> REQUIREMENTS
Wherever the word "heading" appears in the entries, copy the whole line.

- - -

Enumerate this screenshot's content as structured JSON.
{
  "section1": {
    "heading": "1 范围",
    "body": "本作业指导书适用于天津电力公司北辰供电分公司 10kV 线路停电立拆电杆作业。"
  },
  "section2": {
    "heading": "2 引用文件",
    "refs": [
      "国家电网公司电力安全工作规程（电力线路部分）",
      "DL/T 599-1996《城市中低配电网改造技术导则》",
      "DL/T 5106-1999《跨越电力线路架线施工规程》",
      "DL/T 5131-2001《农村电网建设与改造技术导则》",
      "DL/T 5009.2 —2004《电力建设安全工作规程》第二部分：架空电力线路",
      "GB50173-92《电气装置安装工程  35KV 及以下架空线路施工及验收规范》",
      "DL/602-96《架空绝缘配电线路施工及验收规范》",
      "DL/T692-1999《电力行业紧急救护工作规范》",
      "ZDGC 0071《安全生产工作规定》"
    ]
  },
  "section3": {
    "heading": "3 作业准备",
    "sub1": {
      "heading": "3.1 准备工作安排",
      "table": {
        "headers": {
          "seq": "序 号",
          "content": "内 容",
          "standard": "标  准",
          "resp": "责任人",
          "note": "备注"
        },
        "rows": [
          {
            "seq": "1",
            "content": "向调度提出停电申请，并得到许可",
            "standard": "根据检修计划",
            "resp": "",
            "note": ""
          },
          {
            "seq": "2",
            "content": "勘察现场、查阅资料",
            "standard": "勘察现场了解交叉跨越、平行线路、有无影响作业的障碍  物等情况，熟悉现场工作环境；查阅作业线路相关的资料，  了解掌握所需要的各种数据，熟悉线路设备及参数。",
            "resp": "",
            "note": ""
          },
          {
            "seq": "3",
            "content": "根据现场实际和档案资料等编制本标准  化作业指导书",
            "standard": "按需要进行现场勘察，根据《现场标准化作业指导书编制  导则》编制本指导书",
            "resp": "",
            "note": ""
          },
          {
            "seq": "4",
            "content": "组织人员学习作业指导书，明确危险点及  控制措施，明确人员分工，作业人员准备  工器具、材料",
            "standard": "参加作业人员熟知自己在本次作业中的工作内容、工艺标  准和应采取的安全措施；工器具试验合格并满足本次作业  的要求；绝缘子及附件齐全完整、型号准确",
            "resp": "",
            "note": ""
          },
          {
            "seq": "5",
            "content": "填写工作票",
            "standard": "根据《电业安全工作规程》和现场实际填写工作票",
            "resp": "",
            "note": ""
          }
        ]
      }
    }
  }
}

- - -

> CORRECT RESULT
    "heading": "1 范围",
    "heading": "2 引用文件",
    "heading": "3 作业准备",
      "heading": "3.1 准备工作安排",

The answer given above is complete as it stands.